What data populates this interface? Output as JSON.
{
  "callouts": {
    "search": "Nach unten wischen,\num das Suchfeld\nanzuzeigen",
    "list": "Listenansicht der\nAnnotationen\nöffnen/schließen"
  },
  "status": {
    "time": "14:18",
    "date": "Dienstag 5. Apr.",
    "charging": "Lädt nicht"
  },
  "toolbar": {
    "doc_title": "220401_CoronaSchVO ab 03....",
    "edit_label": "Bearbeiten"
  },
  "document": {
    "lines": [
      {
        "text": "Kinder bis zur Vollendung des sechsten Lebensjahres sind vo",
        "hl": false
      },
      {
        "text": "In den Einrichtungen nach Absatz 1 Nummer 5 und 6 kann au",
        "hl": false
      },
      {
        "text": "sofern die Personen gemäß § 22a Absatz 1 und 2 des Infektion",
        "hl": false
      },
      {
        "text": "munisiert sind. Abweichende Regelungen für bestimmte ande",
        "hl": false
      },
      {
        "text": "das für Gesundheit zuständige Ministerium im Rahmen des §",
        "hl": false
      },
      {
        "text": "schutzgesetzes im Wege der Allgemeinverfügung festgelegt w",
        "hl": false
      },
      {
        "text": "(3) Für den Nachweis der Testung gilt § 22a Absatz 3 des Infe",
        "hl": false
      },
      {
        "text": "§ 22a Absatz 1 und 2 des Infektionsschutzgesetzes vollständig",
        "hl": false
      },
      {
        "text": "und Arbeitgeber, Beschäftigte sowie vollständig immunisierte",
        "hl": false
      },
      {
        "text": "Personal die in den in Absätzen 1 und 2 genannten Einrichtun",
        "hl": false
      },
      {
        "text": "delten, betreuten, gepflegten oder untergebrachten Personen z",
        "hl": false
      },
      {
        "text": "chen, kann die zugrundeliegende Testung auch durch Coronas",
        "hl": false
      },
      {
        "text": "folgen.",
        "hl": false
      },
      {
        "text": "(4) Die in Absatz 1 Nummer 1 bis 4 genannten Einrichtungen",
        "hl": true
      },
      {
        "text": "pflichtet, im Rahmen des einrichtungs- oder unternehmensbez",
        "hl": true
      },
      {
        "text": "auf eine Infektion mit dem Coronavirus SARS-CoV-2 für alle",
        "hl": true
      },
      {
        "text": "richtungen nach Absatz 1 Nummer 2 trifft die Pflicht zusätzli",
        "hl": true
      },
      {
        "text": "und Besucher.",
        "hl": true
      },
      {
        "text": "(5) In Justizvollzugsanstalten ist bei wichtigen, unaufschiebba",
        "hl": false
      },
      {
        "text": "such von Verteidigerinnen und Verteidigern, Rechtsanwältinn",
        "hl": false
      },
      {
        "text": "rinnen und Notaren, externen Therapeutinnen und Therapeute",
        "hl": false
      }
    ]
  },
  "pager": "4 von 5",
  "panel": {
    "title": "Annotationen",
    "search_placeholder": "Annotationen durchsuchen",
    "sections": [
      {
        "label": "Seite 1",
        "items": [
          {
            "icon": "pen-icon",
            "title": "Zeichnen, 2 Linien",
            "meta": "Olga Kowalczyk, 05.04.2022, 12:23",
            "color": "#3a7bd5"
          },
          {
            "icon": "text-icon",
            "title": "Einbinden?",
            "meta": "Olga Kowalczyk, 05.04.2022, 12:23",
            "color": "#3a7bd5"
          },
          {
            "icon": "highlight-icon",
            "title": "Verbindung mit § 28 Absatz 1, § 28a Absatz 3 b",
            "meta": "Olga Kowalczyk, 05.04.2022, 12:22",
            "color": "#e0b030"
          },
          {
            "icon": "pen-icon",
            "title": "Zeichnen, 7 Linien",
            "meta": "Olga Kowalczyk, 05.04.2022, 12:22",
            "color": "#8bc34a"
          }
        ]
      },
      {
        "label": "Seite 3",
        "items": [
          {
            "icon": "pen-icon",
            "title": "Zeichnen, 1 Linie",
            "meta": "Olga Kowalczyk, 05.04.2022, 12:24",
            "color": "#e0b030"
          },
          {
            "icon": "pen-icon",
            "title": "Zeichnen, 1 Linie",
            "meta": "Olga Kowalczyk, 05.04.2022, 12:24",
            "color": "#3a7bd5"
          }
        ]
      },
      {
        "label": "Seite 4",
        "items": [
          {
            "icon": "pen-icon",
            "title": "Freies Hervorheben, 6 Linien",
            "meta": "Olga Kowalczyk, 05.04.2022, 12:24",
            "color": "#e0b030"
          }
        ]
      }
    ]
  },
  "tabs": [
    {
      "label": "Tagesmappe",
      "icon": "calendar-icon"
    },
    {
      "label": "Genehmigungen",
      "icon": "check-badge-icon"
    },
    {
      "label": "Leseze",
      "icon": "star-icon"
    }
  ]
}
_ _ _ _
→ Work request:
Show each line in the listing above that has "sind".

→ Solution:
        "text": "Kinder bis zur Vollendung des sechsten Lebensjahres sind vo",
        "text": "munisiert sind. Abweichende Regelungen für bestimmte ande",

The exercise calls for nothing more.